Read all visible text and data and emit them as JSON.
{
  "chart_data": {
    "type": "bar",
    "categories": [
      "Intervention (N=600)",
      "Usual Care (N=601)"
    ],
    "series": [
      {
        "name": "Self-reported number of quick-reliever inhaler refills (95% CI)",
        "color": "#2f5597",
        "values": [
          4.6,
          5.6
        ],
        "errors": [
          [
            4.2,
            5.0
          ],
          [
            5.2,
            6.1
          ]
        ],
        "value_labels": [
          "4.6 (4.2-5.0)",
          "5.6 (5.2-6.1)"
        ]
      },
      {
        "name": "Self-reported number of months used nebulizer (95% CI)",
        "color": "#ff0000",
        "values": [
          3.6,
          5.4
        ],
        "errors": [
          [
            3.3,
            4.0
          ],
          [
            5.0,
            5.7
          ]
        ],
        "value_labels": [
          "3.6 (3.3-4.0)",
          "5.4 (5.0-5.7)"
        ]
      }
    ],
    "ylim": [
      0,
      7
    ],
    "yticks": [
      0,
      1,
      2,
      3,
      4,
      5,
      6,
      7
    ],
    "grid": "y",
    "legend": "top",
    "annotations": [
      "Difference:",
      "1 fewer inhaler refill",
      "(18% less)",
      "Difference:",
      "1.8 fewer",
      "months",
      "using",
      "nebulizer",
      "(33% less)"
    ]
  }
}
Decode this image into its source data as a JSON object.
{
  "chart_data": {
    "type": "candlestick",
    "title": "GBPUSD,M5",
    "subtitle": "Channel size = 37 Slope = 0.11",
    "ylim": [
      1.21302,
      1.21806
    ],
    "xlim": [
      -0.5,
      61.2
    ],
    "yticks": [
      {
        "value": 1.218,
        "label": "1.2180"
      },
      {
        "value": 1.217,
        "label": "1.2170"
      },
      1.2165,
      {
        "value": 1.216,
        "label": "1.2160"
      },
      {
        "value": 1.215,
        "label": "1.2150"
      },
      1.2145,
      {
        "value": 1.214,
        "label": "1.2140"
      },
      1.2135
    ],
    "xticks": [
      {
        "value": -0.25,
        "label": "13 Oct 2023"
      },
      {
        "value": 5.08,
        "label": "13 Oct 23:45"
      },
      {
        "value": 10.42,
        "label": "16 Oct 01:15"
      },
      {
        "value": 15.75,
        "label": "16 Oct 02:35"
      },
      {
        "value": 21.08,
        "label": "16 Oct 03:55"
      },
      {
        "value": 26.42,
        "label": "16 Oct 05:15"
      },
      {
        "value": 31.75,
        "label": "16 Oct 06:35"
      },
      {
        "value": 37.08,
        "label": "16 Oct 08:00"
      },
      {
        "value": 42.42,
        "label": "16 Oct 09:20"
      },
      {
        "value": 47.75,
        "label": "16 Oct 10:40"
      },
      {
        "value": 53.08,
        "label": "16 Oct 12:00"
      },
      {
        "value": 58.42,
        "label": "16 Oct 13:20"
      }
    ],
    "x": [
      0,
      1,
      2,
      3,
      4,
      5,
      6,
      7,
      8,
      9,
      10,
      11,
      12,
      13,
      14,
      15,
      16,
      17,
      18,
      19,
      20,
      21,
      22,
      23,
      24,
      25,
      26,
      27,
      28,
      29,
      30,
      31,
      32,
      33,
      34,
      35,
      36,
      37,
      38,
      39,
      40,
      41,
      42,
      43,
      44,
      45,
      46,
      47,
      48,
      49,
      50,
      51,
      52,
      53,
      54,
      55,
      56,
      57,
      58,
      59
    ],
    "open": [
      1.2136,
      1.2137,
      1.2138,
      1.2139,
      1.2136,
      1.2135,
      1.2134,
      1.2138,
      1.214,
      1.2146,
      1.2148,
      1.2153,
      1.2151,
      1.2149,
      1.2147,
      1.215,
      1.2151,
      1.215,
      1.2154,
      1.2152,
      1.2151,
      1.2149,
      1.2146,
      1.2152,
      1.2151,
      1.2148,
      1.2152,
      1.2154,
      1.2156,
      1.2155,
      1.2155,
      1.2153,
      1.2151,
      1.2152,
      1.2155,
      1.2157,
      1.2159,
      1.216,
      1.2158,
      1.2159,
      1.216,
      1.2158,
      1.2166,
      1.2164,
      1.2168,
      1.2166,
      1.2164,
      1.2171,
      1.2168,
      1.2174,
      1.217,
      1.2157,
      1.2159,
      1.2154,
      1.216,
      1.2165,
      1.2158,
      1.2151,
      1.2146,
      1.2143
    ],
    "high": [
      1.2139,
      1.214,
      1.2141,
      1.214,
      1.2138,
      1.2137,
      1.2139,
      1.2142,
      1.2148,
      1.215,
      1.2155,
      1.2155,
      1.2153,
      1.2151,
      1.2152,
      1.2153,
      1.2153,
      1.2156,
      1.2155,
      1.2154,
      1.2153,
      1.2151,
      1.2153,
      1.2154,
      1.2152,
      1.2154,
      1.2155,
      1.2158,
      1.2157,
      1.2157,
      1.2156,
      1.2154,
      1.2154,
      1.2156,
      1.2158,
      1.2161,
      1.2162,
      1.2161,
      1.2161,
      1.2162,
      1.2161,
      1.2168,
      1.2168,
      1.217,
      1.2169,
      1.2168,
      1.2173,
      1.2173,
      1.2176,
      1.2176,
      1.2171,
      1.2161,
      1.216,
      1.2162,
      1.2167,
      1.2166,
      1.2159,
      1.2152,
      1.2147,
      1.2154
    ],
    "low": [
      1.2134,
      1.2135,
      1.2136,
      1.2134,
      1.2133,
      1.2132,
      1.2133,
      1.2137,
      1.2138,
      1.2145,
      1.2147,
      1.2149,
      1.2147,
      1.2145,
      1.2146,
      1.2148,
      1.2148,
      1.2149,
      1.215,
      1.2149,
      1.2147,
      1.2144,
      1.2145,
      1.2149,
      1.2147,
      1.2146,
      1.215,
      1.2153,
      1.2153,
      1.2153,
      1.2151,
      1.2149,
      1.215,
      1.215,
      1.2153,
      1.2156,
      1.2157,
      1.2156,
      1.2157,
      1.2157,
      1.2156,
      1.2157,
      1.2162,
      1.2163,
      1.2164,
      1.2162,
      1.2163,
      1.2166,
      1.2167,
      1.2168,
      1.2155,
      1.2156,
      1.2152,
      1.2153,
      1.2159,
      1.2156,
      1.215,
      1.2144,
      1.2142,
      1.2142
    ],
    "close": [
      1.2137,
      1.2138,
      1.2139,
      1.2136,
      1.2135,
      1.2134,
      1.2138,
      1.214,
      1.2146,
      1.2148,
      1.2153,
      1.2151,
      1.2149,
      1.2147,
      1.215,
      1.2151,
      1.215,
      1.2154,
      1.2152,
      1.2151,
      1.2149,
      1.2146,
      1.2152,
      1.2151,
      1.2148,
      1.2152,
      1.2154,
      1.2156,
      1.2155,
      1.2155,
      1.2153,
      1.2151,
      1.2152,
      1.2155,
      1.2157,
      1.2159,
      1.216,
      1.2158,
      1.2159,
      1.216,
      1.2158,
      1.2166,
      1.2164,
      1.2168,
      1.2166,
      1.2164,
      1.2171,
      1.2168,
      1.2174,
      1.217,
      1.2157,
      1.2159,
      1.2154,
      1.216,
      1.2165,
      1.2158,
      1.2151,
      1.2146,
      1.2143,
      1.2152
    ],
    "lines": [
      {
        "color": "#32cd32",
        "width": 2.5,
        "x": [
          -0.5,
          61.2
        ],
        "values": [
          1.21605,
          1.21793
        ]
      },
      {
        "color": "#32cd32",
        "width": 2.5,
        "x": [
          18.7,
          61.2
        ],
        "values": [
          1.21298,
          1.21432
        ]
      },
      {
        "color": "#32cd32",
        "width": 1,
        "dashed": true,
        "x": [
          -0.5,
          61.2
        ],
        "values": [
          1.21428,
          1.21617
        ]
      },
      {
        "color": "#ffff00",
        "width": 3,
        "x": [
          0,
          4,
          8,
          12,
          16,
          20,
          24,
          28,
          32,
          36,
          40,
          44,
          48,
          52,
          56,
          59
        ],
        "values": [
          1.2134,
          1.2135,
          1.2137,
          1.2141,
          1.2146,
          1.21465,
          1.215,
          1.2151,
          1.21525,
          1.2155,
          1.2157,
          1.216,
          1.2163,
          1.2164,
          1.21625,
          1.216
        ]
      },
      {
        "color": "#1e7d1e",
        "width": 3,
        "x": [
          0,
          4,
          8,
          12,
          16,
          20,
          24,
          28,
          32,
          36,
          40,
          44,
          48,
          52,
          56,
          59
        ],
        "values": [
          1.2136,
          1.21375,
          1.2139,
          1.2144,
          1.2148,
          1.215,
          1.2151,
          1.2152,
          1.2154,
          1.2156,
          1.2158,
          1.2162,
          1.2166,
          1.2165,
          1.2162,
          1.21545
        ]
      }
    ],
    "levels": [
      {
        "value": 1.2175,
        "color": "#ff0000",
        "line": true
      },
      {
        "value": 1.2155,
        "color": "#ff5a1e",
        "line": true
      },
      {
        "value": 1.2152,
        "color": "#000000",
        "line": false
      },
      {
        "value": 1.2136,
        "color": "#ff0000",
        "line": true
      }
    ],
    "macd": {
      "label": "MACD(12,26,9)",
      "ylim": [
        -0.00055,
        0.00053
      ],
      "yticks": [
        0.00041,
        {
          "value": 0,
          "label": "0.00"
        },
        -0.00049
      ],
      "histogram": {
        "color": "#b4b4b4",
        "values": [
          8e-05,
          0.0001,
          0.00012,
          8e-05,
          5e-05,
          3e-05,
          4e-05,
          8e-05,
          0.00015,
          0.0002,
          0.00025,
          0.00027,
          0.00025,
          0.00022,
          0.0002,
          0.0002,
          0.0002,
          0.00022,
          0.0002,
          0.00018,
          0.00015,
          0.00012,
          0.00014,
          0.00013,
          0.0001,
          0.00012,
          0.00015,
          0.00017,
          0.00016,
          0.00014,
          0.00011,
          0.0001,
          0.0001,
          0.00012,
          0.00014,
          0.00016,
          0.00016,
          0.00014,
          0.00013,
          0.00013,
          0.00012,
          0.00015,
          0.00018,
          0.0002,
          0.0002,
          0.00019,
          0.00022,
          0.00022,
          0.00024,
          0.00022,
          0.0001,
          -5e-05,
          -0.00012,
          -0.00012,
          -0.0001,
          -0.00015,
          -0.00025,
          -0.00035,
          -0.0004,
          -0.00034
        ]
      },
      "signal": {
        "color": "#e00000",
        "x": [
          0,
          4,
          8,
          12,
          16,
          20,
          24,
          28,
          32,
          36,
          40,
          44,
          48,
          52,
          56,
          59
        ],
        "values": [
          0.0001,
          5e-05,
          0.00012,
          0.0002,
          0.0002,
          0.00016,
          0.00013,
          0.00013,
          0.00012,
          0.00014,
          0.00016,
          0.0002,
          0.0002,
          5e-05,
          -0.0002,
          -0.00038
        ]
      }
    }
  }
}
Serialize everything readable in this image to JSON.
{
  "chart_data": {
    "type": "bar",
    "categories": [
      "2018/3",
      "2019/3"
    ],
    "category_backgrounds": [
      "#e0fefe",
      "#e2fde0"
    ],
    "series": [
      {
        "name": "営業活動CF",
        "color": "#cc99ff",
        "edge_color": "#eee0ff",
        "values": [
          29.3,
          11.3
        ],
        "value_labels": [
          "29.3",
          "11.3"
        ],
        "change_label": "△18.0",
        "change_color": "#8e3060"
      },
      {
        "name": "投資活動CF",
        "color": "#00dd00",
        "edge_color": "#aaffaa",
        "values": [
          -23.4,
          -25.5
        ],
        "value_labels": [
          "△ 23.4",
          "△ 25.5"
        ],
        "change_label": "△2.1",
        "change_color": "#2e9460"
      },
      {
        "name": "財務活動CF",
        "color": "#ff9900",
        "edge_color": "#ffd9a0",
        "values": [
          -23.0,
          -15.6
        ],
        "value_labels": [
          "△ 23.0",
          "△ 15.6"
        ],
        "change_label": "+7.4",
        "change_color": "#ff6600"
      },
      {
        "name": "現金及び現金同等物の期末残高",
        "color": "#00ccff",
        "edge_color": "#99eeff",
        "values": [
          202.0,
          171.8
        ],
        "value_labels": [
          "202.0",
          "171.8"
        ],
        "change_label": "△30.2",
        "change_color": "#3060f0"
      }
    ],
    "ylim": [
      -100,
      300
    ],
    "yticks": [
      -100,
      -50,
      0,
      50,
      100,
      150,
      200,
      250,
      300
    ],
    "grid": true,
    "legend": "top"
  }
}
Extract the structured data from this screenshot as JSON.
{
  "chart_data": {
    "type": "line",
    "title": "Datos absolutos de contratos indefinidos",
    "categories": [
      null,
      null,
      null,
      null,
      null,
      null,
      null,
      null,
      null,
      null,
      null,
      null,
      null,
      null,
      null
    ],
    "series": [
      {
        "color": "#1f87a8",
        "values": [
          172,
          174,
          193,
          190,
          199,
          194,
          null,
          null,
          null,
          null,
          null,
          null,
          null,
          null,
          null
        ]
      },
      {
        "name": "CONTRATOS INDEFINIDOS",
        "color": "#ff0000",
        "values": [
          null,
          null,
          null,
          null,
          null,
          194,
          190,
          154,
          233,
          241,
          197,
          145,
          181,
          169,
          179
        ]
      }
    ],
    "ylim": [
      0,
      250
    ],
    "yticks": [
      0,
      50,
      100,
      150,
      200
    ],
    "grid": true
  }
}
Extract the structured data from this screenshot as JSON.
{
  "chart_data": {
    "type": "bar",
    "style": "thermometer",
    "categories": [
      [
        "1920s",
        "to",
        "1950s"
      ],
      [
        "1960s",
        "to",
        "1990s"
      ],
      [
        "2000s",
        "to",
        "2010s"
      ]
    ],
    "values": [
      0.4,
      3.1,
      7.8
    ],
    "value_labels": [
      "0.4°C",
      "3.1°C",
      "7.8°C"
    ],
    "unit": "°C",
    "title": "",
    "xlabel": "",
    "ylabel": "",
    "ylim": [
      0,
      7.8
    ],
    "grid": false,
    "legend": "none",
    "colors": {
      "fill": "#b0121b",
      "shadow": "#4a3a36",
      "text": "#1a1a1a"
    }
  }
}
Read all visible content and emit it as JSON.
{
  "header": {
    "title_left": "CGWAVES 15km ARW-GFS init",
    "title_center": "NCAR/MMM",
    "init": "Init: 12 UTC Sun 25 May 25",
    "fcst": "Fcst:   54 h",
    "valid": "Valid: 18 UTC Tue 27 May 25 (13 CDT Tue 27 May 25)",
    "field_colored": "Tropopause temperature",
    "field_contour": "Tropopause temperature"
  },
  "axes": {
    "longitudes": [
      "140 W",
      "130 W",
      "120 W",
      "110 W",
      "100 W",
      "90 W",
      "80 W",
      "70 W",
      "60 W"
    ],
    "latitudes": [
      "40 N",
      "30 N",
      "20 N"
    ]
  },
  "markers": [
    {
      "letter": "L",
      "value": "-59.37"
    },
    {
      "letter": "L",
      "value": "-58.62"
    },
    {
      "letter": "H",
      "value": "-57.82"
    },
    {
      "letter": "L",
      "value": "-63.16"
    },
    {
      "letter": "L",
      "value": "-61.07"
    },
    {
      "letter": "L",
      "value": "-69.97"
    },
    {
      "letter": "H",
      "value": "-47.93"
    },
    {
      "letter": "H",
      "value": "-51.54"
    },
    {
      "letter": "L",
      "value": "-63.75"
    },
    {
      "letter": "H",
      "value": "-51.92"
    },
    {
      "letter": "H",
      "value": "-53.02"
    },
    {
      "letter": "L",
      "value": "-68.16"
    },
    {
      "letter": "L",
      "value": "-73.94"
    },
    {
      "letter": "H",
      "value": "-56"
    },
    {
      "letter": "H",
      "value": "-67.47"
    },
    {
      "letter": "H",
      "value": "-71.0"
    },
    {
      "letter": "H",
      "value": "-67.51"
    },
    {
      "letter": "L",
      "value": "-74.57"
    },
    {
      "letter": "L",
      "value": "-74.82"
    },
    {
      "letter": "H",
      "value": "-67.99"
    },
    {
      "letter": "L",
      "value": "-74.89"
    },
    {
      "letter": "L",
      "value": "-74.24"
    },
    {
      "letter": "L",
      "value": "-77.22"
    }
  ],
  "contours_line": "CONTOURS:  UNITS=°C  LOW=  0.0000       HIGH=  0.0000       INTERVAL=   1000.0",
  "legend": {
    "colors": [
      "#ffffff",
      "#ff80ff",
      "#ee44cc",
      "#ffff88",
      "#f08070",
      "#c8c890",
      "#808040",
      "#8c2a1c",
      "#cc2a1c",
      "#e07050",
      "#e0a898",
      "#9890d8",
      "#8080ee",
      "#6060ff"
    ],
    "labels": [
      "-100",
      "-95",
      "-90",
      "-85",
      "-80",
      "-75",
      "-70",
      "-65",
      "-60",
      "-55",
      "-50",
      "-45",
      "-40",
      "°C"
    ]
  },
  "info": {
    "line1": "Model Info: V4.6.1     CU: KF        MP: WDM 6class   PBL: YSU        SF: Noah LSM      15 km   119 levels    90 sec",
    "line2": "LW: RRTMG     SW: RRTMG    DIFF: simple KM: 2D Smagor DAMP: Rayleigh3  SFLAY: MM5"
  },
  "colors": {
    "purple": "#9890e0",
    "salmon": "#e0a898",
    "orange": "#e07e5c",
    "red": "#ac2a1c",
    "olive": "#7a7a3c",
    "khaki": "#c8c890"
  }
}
■ ■ ■ ■
Where a line above contains the word "reported", copy that line.

▸ Task response:
        "name": "Self-reported number of quick-reliever inhaler refills (95% CI)",
        "name": "Self-reported number of months used nebulizer (95% CI)",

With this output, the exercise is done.